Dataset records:
********************

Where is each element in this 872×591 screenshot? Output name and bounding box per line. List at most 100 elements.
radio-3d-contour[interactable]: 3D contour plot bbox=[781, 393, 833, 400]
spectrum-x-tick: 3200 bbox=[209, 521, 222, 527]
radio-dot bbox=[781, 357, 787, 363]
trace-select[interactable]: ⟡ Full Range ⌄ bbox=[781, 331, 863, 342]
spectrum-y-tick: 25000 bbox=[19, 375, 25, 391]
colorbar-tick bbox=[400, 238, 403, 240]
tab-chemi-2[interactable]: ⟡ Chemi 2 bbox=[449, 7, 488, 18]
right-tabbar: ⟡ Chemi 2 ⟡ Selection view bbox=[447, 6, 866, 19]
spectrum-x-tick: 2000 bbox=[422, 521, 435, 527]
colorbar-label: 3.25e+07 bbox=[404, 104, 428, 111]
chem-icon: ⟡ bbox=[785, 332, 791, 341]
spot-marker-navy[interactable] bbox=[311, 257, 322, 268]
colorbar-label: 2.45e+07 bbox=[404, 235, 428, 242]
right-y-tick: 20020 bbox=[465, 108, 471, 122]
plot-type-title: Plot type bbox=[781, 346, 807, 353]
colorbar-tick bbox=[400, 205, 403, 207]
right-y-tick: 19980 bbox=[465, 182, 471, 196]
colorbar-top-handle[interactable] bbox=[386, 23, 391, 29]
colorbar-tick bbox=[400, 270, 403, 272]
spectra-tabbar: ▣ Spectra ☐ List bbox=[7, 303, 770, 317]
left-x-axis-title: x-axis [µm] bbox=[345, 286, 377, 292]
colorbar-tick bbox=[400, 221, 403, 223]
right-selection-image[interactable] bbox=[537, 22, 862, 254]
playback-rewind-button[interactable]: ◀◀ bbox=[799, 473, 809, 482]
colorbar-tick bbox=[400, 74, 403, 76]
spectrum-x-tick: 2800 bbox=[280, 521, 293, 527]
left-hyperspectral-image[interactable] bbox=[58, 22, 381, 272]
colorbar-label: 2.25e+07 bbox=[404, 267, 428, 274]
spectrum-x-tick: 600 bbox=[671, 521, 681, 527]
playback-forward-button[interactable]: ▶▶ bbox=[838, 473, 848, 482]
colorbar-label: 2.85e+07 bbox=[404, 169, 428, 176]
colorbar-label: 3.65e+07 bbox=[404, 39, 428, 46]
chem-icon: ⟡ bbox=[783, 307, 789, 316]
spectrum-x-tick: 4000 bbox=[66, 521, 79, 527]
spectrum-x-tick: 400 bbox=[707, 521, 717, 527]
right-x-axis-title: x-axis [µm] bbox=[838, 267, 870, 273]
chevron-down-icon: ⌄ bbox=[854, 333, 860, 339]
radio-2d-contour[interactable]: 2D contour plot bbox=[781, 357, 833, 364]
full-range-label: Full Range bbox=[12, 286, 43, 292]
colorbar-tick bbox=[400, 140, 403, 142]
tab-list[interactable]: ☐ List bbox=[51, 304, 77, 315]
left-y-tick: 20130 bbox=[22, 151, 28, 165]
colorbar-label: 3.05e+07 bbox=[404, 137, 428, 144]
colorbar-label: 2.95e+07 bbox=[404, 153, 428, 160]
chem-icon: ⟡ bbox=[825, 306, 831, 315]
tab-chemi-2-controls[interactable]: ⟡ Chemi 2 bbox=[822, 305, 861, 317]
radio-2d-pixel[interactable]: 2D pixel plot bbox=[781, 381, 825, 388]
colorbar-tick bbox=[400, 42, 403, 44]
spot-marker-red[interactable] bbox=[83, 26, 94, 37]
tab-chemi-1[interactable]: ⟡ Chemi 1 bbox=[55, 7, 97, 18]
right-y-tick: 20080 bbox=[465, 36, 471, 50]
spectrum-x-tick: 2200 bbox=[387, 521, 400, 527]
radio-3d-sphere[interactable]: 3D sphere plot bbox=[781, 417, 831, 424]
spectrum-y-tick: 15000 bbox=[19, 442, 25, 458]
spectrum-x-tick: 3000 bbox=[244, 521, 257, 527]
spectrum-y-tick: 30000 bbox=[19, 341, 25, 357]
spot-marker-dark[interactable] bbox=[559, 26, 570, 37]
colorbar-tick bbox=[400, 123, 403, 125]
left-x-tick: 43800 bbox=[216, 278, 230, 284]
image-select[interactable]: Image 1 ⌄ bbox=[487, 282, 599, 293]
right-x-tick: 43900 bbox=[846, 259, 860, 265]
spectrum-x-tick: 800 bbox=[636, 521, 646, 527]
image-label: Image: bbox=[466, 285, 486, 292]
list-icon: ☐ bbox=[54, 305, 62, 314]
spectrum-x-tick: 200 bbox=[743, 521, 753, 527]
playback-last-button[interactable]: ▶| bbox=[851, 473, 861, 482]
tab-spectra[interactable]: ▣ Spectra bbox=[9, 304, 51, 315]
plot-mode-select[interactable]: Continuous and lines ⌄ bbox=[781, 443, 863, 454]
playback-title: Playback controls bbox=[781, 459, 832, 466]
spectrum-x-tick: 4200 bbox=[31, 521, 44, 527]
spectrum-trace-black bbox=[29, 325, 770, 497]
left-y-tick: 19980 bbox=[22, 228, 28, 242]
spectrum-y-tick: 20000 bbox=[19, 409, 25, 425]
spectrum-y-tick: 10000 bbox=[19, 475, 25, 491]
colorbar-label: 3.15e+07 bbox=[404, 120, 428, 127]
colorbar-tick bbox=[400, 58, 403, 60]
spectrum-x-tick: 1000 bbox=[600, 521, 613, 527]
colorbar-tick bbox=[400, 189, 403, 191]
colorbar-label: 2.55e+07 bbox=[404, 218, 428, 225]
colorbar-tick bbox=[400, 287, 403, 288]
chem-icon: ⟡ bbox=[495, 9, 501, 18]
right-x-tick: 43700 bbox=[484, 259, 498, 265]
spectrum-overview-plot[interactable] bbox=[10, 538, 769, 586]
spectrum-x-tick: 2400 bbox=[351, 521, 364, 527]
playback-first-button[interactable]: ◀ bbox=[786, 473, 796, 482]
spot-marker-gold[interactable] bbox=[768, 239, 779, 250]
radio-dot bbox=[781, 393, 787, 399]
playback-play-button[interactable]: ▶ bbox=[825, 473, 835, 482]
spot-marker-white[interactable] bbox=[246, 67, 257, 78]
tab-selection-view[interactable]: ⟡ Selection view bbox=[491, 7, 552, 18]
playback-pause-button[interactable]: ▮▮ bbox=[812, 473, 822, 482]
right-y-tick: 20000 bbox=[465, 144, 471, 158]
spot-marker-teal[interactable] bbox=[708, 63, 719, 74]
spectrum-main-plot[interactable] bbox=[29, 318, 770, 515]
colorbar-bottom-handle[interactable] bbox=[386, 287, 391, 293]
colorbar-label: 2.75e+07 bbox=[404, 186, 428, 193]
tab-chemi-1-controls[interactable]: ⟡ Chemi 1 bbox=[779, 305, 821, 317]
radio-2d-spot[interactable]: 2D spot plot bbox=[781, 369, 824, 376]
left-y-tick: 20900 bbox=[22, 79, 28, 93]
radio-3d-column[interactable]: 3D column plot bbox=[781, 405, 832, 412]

********************

# WRITTEN PROBLEM:
Render the stretch of entries from the first line through the line containing "right-y-tick: 20020 bbox=[465, 108, 471, 122]" as a Markdown table with the columns Number and Text, one row per line and blank lines omitted.

# RESULT FOR THIS EXERCISE:
| Number | Text |
|---|---|
| 1 | Where is each element in this 872×591 screenshot? Output name and bounding box per line. List at most 100 elements. |
| 2 | radio-3d-contour[interactable]: 3D contour plot bbox=[781, 393, 833, 400] |
| 3 | spectrum-x-tick: 3200 bbox=[209, 521, 222, 527] |
| 4 | radio-dot bbox=[781, 357, 787, 363] |
| 5 | trace-select[interactable]: ⟡ Full Range ⌄ bbox=[781, 331, 863, 342] |
| 6 | spectrum-y-tick: 25000 bbox=[19, 375, 25, 391] |
| 7 | colorbar-tick bbox=[400, 238, 403, 240] |
| 8 | tab-chemi-2[interactable]: ⟡ Chemi 2 bbox=[449, 7, 488, 18] |
| 9 | right-tabbar: ⟡ Chemi 2 ⟡ Selection view bbox=[447, 6, 866, 19] |
| 10 | spectrum-x-tick: 2000 bbox=[422, 521, 435, 527] |
| 11 | colorbar-label: 3.25e+07 bbox=[404, 104, 428, 111] |
| 12 | chem-icon: ⟡ bbox=[785, 332, 791, 341] |
| 13 | spot-marker-navy[interactable] bbox=[311, 257, 322, 268] |
| 14 | colorbar-label: 2.45e+07 bbox=[404, 235, 428, 242] |
| 15 | right-y-tick: 20020 bbox=[465, 108, 471, 122] |